— DIRECTIONS FOR THIS TASK —
Give the number of lines containing "color" in this listing, with no other words.

======

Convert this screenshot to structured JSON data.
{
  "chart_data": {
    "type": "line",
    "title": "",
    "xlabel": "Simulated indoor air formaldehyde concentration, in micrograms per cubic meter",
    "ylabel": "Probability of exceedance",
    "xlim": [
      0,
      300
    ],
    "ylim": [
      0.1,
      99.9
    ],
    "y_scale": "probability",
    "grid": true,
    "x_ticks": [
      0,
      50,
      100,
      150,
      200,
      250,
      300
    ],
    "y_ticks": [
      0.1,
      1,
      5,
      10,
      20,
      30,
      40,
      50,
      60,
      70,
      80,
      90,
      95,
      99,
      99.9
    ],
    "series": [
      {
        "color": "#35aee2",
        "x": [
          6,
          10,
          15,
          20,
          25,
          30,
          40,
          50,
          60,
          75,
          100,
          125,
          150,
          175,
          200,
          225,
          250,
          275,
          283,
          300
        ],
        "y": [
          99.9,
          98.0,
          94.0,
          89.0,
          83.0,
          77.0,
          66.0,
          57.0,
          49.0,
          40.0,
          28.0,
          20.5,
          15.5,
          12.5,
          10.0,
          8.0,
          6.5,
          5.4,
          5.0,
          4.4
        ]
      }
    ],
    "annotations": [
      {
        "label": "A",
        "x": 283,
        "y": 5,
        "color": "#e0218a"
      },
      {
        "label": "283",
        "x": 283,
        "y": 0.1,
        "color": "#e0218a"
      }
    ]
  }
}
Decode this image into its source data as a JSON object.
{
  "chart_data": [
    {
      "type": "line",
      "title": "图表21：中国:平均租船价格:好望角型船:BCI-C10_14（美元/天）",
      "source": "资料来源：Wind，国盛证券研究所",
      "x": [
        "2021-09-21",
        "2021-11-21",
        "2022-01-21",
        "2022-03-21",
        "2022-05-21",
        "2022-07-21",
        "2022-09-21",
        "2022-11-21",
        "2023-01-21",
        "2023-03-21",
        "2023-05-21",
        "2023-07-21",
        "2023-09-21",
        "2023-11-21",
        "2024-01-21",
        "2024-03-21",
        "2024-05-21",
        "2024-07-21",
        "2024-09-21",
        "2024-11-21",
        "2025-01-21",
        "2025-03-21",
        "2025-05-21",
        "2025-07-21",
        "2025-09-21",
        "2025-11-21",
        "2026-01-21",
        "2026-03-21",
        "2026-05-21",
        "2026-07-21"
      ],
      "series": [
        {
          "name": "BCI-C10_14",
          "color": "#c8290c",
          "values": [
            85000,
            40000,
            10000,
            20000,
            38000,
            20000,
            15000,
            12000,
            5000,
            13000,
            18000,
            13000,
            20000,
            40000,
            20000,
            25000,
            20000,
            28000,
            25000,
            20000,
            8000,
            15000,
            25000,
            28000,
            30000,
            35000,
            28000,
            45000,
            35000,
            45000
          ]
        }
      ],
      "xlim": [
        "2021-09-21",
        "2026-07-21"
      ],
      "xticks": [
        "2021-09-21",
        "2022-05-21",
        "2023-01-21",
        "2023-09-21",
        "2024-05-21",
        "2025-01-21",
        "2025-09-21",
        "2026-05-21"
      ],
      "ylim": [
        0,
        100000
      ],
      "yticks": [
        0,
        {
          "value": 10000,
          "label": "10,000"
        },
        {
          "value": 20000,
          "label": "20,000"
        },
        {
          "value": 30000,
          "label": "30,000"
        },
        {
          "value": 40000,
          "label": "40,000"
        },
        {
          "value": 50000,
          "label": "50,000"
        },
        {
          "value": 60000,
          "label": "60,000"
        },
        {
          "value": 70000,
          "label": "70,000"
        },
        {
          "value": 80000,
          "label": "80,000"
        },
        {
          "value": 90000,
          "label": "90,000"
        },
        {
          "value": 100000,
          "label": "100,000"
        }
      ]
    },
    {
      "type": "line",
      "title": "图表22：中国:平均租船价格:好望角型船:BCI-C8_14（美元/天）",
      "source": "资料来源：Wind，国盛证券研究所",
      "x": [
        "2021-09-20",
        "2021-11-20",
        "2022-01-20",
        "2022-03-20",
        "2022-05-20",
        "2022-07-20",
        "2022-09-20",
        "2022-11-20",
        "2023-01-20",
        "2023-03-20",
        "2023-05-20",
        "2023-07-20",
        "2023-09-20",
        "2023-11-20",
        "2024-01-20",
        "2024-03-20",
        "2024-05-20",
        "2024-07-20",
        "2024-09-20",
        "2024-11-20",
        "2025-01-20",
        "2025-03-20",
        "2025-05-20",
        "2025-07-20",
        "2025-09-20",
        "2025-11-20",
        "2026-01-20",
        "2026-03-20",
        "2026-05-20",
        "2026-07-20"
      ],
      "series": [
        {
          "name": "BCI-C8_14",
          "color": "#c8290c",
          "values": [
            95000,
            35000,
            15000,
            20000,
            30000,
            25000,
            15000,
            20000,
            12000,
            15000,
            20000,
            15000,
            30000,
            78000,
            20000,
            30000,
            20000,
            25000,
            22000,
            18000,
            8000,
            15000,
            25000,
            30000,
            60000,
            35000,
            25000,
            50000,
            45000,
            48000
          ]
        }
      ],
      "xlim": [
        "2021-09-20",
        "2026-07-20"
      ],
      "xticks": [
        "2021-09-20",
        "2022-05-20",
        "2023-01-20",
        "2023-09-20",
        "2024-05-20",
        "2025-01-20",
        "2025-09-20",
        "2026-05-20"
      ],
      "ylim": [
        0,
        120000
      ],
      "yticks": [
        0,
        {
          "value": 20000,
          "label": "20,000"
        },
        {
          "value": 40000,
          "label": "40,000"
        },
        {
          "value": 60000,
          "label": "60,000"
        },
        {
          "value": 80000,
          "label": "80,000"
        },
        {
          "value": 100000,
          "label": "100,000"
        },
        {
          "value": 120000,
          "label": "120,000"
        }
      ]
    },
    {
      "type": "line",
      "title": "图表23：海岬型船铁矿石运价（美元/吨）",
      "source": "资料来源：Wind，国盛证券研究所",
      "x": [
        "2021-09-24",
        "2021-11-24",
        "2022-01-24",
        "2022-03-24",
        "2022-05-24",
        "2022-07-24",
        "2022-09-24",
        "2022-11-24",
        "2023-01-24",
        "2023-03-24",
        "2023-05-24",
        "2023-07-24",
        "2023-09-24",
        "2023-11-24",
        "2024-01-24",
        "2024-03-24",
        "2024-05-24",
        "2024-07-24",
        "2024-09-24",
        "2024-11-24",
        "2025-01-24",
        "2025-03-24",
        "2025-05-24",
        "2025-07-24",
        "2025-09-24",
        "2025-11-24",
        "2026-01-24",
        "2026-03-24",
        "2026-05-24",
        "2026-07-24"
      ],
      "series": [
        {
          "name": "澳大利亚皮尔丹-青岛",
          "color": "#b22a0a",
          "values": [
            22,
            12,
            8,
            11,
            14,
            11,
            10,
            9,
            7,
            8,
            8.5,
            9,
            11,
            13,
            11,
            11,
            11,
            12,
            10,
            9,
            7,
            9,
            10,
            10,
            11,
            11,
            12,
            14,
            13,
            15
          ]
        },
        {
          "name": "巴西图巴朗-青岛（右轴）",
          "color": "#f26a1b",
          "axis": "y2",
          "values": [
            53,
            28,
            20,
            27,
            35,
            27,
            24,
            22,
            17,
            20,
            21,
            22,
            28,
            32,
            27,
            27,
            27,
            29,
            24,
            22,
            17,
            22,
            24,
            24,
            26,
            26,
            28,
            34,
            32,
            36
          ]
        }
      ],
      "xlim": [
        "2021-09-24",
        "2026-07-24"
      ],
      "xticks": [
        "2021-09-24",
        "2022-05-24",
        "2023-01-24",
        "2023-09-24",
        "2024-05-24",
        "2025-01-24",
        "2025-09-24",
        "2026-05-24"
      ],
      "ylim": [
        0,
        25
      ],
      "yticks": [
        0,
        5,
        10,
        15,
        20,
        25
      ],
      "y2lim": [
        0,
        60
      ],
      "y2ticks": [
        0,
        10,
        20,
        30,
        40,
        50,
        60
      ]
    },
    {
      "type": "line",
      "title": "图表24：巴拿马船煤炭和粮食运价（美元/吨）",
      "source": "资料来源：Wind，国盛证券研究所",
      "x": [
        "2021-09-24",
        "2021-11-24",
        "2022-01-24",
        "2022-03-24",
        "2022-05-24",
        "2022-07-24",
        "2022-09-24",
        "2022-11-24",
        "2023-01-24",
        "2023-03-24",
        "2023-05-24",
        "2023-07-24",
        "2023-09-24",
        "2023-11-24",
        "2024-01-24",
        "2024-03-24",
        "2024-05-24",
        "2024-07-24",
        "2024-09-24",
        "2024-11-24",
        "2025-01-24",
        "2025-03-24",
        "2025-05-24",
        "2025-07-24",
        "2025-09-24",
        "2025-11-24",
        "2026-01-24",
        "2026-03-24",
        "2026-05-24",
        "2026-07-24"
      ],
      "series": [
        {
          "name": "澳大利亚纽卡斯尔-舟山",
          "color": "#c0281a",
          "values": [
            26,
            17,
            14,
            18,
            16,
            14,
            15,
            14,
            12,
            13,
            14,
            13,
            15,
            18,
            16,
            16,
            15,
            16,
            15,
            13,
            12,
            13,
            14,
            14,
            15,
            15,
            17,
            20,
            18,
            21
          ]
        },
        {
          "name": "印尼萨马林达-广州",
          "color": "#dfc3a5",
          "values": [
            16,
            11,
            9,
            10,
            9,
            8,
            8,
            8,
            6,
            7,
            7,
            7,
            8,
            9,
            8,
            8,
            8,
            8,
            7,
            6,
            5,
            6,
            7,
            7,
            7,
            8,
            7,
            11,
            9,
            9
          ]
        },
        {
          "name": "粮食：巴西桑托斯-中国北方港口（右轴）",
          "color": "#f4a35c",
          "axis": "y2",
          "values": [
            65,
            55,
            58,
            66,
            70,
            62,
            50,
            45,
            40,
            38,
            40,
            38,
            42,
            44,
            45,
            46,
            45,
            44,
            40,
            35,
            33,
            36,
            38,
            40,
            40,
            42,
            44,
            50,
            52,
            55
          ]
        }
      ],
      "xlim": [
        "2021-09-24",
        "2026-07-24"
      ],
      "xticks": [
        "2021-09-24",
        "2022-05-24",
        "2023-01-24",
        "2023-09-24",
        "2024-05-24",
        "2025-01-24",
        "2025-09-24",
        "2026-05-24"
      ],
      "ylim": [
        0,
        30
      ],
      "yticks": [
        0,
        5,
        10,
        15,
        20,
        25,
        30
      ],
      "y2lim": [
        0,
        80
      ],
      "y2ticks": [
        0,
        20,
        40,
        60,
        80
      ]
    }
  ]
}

======

— OUTPUT —
10